# Pralines: What did I do wrong?



## Joshie (Dec 8, 2008)

I tried to make my MIL's praline but it was a total failure. The recipe says to bring the candy up to the 2" thread stage then to add butter and pecans. After that I am supposed to cool it until it forms a soft ball. After that it says to cool and stir until glossy. 

The problem is that the thread stage is from 215 to 234 degrees and the soft ball stage is from 234 to 240 degrees. How does something cool to a higher temperature?

The stupid stuff granulated so it tastes and looks like pecans in a bunch of brown sugar. What did I do wrong and how can I fix it so it doesn't happen next time?


----------



## bugstabber (May 12, 2002)

I don't know, but save that stuff to put on ice cream!


----------



## Alice In TX/MO (May 10, 2002)

Which type of pralines were you shooting for? The gooey kind, the crisp kind, or the sugary kind?


----------



## newfieannie (Dec 24, 2006)

- [JOB] In the praline thread, what temperature range is given for the soft ball stage?

- [DATA EXTRACT]
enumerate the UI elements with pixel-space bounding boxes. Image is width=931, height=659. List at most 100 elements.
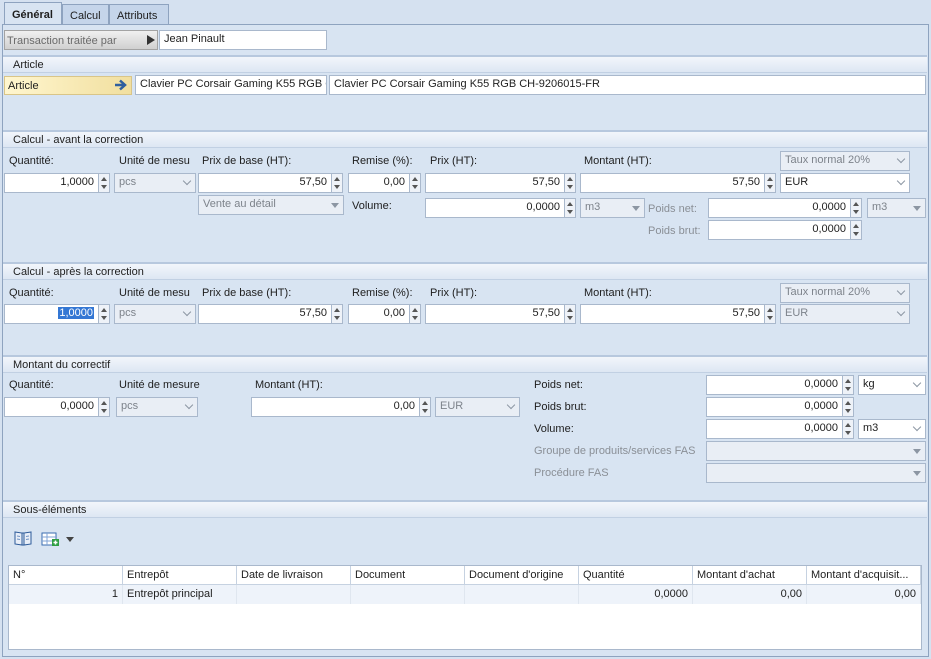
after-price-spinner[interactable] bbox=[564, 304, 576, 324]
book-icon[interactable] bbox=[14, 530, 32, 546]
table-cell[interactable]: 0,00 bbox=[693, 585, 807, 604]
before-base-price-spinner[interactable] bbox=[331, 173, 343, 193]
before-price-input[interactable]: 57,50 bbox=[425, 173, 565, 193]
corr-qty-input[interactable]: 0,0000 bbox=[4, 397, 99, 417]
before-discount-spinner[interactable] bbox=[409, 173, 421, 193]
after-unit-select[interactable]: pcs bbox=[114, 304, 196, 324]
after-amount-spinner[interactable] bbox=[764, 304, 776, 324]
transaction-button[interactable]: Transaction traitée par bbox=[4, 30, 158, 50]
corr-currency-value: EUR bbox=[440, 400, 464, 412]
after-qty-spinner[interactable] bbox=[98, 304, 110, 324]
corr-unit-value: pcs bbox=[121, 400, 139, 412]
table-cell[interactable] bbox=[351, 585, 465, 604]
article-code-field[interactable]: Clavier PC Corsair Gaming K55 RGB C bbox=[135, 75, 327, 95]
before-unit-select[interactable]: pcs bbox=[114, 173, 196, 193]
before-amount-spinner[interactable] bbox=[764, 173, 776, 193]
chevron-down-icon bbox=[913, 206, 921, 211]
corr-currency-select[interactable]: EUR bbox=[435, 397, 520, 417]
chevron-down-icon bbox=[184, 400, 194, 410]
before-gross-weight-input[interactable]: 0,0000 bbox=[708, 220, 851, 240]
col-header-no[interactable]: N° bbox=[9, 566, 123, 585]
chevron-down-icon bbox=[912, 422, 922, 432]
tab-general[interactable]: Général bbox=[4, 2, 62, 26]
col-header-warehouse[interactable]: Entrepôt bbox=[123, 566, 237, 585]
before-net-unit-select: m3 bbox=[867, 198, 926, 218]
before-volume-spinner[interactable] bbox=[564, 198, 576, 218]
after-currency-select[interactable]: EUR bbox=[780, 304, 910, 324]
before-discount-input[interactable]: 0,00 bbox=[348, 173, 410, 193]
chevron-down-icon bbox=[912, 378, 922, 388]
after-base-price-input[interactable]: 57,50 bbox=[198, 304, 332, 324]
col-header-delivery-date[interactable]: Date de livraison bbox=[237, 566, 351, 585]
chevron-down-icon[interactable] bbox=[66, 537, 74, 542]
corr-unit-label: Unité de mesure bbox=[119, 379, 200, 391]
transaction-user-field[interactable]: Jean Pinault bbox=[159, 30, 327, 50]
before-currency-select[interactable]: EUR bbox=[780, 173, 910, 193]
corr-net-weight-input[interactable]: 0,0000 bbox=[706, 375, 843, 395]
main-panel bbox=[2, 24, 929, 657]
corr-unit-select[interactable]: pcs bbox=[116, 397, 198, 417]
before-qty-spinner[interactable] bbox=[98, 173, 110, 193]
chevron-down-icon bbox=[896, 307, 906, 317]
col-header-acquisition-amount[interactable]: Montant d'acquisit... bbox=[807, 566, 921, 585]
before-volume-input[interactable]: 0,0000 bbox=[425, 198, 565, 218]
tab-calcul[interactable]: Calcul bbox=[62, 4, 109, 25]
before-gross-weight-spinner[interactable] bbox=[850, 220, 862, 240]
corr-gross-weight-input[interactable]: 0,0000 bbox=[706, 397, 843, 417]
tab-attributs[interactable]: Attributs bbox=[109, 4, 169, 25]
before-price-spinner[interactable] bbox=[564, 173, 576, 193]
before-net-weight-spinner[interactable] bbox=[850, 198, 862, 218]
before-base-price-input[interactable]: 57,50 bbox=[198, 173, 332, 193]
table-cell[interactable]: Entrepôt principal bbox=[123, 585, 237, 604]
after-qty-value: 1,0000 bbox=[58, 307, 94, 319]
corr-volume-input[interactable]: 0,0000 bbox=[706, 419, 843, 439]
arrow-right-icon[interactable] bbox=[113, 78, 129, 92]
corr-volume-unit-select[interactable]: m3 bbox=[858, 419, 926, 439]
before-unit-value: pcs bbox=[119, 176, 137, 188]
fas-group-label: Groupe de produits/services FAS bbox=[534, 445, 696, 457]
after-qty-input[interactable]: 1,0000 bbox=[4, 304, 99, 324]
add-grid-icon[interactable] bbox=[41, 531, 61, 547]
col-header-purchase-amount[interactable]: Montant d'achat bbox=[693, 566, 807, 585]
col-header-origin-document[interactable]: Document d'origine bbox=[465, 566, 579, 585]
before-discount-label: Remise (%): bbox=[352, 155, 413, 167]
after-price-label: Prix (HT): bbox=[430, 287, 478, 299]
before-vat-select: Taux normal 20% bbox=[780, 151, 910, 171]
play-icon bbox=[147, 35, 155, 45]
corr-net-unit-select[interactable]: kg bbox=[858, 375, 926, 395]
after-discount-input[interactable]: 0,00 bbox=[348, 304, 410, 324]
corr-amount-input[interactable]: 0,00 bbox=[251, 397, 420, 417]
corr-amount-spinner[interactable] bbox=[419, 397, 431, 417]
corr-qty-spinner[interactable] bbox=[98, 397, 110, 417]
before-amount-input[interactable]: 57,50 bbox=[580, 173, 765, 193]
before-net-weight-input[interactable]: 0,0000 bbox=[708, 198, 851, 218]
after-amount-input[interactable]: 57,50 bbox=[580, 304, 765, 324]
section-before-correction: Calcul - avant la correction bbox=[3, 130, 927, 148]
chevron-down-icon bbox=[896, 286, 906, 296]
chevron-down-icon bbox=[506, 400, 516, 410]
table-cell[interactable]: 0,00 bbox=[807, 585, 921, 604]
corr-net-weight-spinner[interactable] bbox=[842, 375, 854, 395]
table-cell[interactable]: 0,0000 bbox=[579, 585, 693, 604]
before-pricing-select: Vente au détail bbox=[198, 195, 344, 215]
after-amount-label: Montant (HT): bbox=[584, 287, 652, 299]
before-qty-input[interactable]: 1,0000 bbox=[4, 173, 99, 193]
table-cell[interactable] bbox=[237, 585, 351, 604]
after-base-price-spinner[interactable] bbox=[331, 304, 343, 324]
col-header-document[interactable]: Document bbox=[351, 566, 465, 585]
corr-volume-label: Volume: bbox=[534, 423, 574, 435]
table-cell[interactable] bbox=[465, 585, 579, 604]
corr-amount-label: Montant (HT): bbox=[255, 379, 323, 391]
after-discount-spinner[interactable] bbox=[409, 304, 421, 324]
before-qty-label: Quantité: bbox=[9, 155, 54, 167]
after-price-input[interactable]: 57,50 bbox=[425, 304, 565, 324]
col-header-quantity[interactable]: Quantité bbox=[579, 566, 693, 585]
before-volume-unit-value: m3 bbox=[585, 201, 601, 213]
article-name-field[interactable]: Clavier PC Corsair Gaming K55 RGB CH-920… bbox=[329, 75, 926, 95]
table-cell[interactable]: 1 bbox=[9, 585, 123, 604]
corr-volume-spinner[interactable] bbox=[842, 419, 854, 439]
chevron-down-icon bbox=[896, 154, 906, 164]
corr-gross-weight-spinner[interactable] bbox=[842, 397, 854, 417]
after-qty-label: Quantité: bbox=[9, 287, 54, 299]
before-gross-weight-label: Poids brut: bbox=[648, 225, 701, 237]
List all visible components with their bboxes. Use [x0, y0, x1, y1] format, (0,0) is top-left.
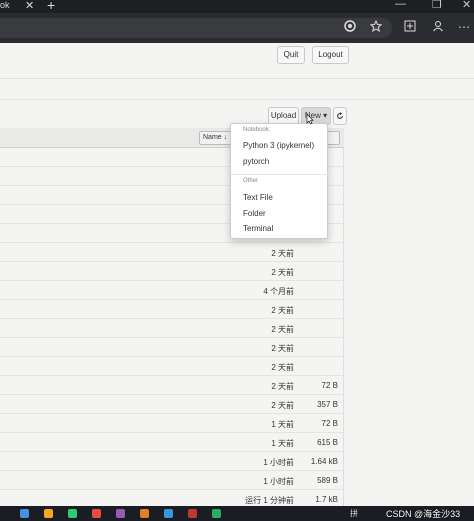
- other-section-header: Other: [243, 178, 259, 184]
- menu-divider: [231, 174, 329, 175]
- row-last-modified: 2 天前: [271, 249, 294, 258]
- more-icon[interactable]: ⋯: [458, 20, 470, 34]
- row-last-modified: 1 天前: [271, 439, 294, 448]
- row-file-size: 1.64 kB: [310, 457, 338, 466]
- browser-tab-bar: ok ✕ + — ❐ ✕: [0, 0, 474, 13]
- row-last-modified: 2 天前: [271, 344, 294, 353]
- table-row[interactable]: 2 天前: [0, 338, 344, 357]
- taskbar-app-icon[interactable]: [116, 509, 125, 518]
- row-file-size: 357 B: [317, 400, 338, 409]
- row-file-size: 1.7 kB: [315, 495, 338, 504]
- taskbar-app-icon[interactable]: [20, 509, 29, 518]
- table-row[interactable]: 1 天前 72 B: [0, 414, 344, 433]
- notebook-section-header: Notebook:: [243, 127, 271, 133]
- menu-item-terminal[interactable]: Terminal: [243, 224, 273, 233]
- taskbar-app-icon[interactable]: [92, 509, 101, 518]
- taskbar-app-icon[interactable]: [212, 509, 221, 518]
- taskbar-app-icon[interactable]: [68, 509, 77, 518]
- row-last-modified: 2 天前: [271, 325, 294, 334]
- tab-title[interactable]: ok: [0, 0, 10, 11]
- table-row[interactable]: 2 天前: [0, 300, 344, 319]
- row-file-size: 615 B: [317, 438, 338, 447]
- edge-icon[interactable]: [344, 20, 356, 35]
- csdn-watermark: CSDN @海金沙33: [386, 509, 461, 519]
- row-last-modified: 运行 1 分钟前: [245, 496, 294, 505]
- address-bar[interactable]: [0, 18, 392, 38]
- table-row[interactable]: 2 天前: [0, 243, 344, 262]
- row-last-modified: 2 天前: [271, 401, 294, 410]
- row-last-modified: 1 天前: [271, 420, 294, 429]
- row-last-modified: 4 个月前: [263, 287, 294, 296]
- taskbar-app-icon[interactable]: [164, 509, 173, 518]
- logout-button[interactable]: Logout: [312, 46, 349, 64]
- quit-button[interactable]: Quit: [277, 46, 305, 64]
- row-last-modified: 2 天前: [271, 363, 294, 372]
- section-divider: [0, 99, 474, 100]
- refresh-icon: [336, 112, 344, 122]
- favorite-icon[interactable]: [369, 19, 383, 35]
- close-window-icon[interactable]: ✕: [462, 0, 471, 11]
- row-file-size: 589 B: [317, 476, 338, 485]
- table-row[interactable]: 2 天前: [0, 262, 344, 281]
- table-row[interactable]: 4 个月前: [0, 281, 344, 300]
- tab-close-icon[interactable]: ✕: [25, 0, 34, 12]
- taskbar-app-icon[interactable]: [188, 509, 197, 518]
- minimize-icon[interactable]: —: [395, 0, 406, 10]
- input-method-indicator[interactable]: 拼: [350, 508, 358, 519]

- [TASK SOLUTION] 234 to 240 degrees